— START —

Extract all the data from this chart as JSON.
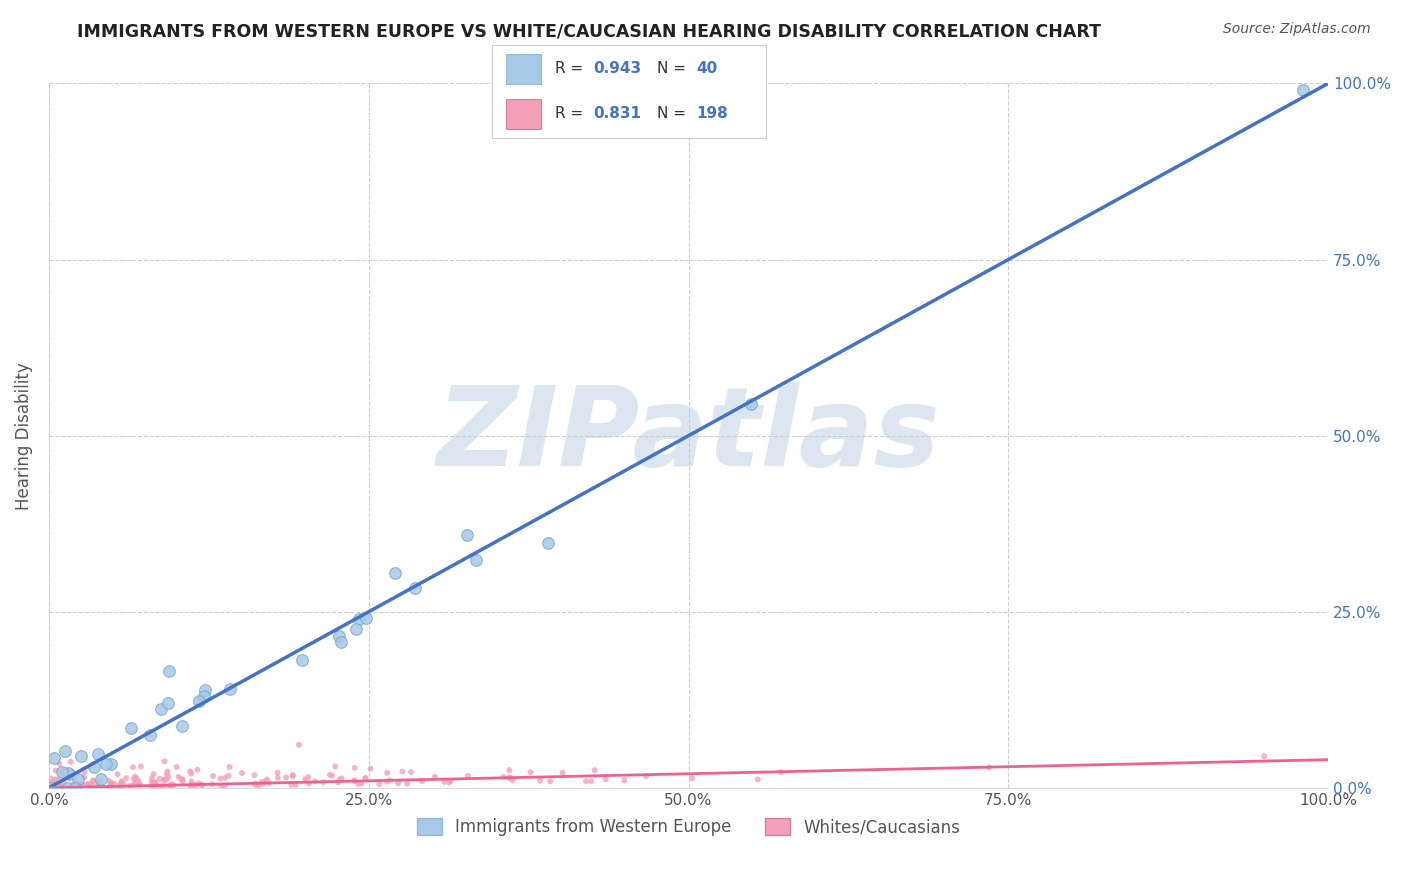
{
  "title": "IMMIGRANTS FROM WESTERN EUROPE VS WHITE/CAUCASIAN HEARING DISABILITY CORRELATION CHART",
  "source_text": "Source: ZipAtlas.com",
  "ylabel": "Hearing Disability",
  "xlim": [
    0,
    100
  ],
  "ylim": [
    0,
    100
  ],
  "xtick_vals": [
    0,
    25,
    50,
    75,
    100
  ],
  "ytick_vals": [
    0,
    25,
    50,
    75,
    100
  ],
  "legend_r1": "0.943",
  "legend_n1": "40",
  "legend_r2": "0.831",
  "legend_n2": "198",
  "blue_scatter_color": "#a8c8e8",
  "pink_scatter_color": "#f4a0b8",
  "line_blue_color": "#4472c4",
  "line_pink_color": "#f06090",
  "title_color": "#222222",
  "label_color": "#555555",
  "right_axis_color": "#4472c4",
  "watermark": "ZIPatlas",
  "watermark_color": "#dce6f0",
  "background_color": "#ffffff",
  "grid_color": "#c8c8c8",
  "legend_value_color": "#4472c4",
  "blue_seed": 10,
  "pink_seed": 7,
  "legend_label1": "Immigrants from Western Europe",
  "legend_label2": "Whites/Caucasians"
}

— END —

_To do_.
Write out the entries above verbatim; the pictures do not belong in your copy.

_Answer for the task_.
Extract all the data from this chart as JSON.
{
  "title": "IMMIGRANTS FROM WESTERN EUROPE VS WHITE/CAUCASIAN HEARING DISABILITY CORRELATION CHART",
  "source_text": "Source: ZipAtlas.com",
  "ylabel": "Hearing Disability",
  "xlim": [
    0,
    100
  ],
  "ylim": [
    0,
    100
  ],
  "xtick_vals": [
    0,
    25,
    50,
    75,
    100
  ],
  "ytick_vals": [
    0,
    25,
    50,
    75,
    100
  ],
  "legend_r1": "0.943",
  "legend_n1": "40",
  "legend_r2": "0.831",
  "legend_n2": "198",
  "blue_scatter_color": "#a8c8e8",
  "pink_scatter_color": "#f4a0b8",
  "line_blue_color": "#4472c4",
  "line_pink_color": "#f06090",
  "title_color": "#222222",
  "label_color": "#555555",
  "right_axis_color": "#4472c4",
  "watermark": "ZIPatlas",
  "watermark_color": "#dce6f0",
  "background_color": "#ffffff",
  "grid_color": "#c8c8c8",
  "legend_value_color": "#4472c4",
  "blue_seed": 10,
  "pink_seed": 7,
  "legend_label1": "Immigrants from Western Europe",
  "legend_label2": "Whites/Caucasians"
}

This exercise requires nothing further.